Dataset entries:
☆ ☆ ☆ ☆ ☆ ☆ ☆

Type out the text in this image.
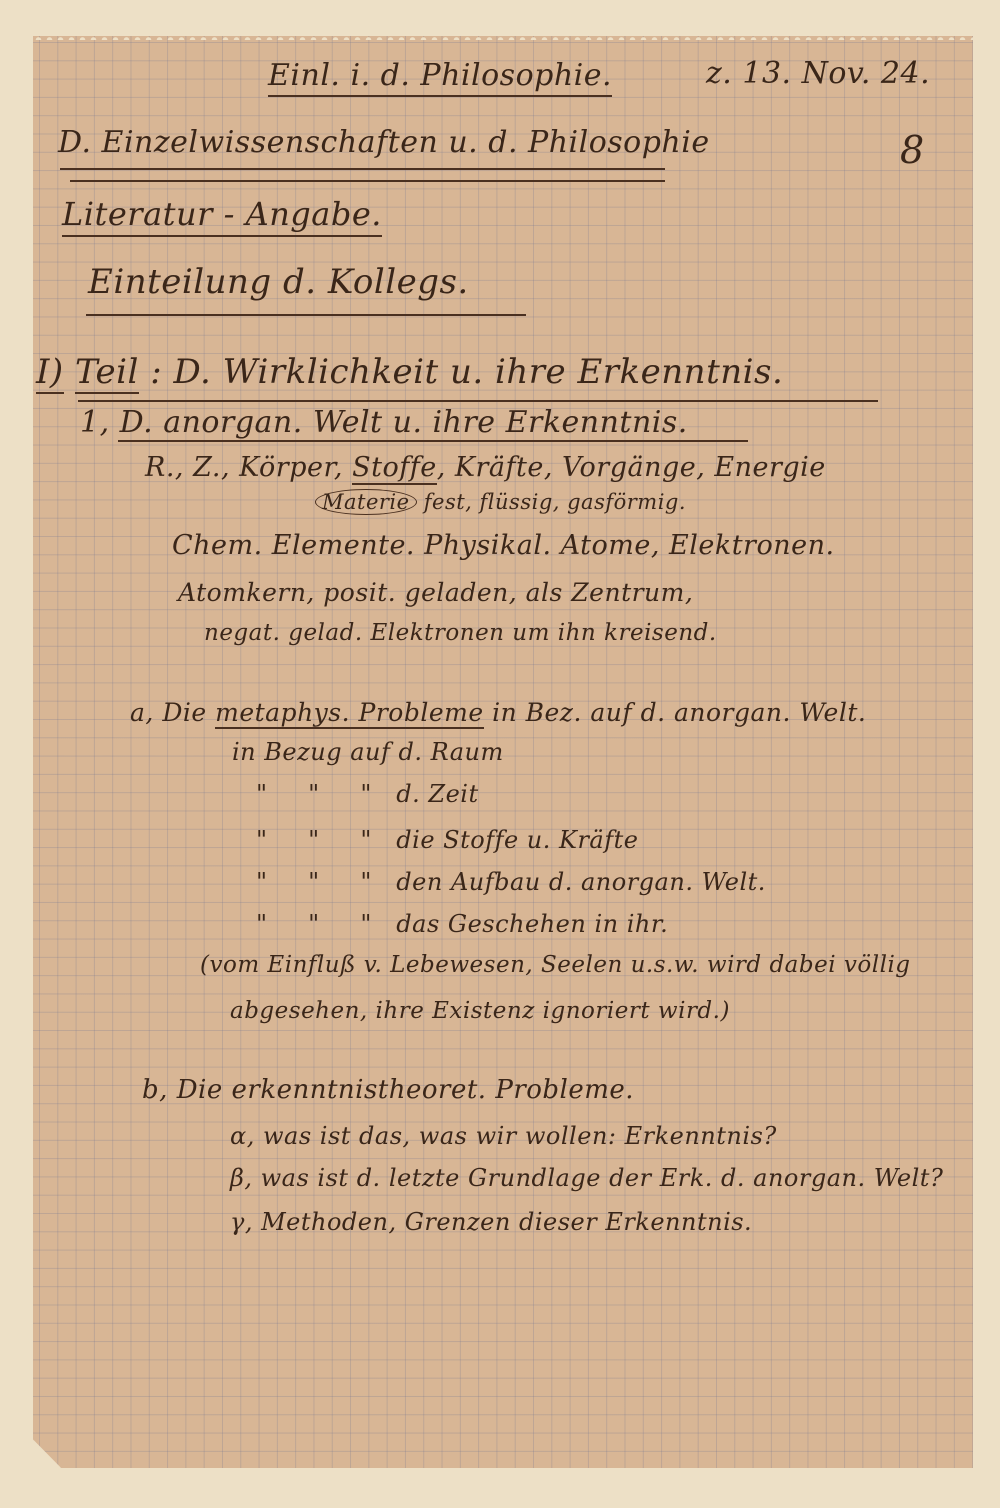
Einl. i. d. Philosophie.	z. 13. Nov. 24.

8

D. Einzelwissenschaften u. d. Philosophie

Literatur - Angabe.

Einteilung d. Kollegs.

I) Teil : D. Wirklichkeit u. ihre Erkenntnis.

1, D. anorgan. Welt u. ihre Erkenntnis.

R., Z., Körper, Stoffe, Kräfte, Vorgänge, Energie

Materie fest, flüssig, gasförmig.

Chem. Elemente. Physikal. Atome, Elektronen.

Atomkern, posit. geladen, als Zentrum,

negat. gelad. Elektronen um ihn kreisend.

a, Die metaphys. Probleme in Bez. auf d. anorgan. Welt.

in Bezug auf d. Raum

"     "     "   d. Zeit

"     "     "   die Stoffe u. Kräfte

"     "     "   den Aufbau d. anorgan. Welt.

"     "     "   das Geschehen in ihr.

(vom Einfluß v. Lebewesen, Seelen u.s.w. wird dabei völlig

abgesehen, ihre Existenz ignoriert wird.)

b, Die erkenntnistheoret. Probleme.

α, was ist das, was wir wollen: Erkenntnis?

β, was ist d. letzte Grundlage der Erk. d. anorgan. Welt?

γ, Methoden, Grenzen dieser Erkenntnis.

☆ ☆ ☆ ☆ ☆ ☆ ☆

What you will do: Quote each entry above verbatim and drop the pictures.

Expected output:
Type out the text in this image.
Einl. i. d. Philosophie.	z. 13. Nov. 24.

8

D. Einzelwissenschaften u. d. Philosophie

Literatur - Angabe.

Einteilung d. Kollegs.

I) Teil : D. Wirklichkeit u. ihre Erkenntnis.

1, D. anorgan. Welt u. ihre Erkenntnis.

R., Z., Körper, Stoffe, Kräfte, Vorgänge, Energie

Materie fest, flüssig, gasförmig.

Chem. Elemente. Physikal. Atome, Elektronen.

Atomkern, posit. geladen, als Zentrum,

negat. gelad. Elektronen um ihn kreisend.

a, Die metaphys. Probleme in Bez. auf d. anorgan. Welt.

in Bezug auf d. Raum

"     "     "   d. Zeit

"     "     "   die Stoffe u. Kräfte

"     "     "   den Aufbau d. anorgan. Welt.

"     "     "   das Geschehen in ihr.

(vom Einfluß v. Lebewesen, Seelen u.s.w. wird dabei völlig

abgesehen, ihre Existenz ignoriert wird.)

b, Die erkenntnistheoret. Probleme.

α, was ist das, was wir wollen: Erkenntnis?

β, was ist d. letzte Grundlage der Erk. d. anorgan. Welt?

γ, Methoden, Grenzen dieser Erkenntnis.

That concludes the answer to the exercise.